+++ THE INPUT

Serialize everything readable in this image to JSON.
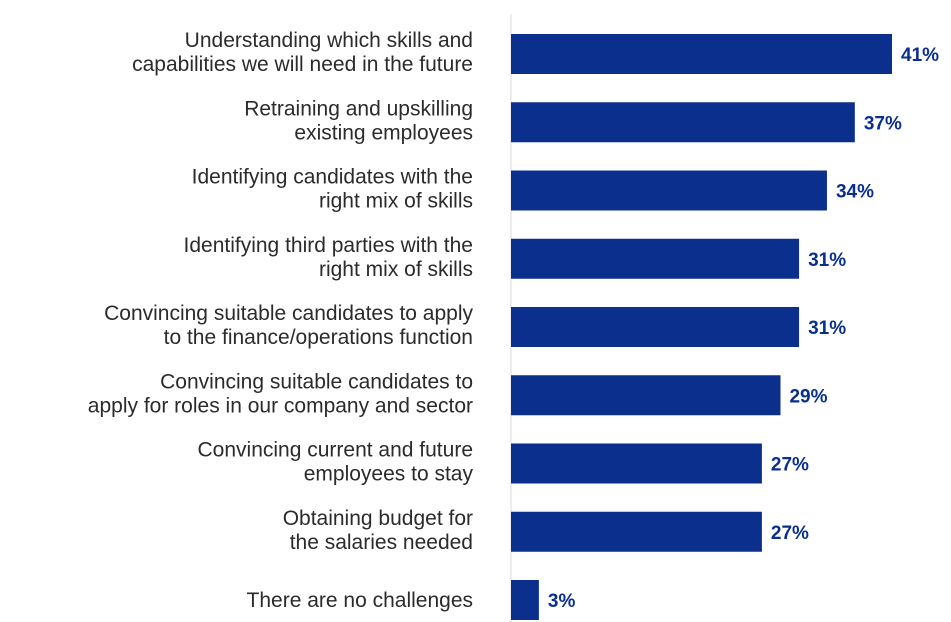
{
  "chart_data": {
    "type": "bar",
    "orientation": "horizontal",
    "categories": [
      [
        "Understanding which skills and",
        "capabilities we will need in the future"
      ],
      [
        "Retraining and upskilling",
        "existing employees"
      ],
      [
        "Identifying candidates with the",
        "right mix of skills"
      ],
      [
        "Identifying third parties with the",
        "right mix of skills"
      ],
      [
        "Convincing suitable candidates to apply",
        "to the finance/operations function"
      ],
      [
        "Convincing suitable candidates to",
        "apply for roles in our company and sector"
      ],
      [
        "Convincing current and future",
        "employees to stay"
      ],
      [
        "Obtaining budget for",
        "the salaries needed"
      ],
      [
        "There are no challenges"
      ]
    ],
    "values": [
      41,
      37,
      34,
      31,
      31,
      29,
      27,
      27,
      3
    ],
    "value_labels": [
      "41%",
      "37%",
      "34%",
      "31%",
      "31%",
      "29%",
      "27%",
      "27%",
      "3%"
    ],
    "xlim": [
      0,
      41
    ],
    "grid": false,
    "colors": {
      "bar": "#0a2f8c",
      "value_text": "#0a2f8c",
      "axis_line": "#d9d9d9",
      "label_text": "#2b2b2b"
    }
  }
}
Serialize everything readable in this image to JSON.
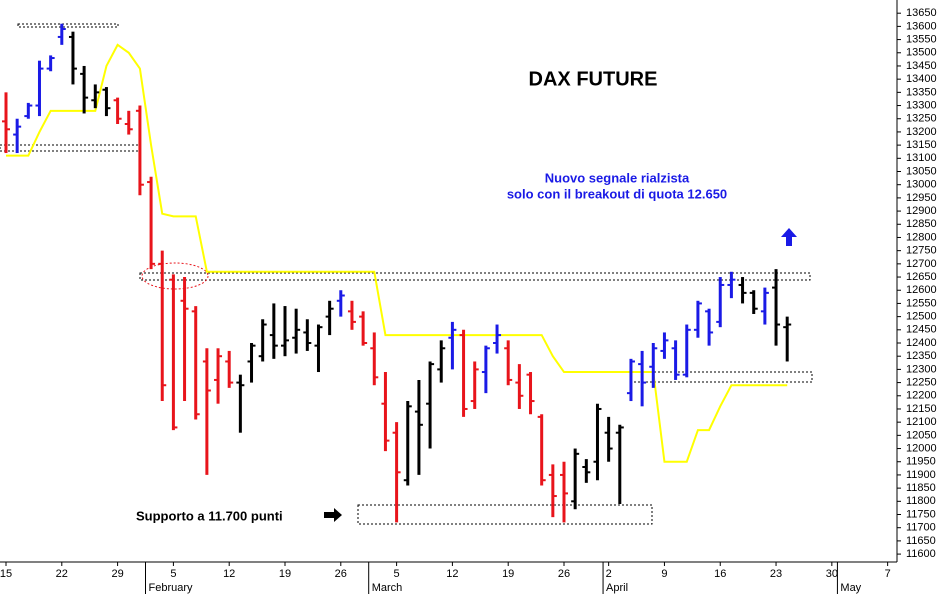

++++++

- _TASK INSTRUCTIONS_: Pull out each line of the records holding the string "apply".

- _THE SOLUTION_:
        "Convincing suitable candidates to apply",
        "apply for roles in our company and sector"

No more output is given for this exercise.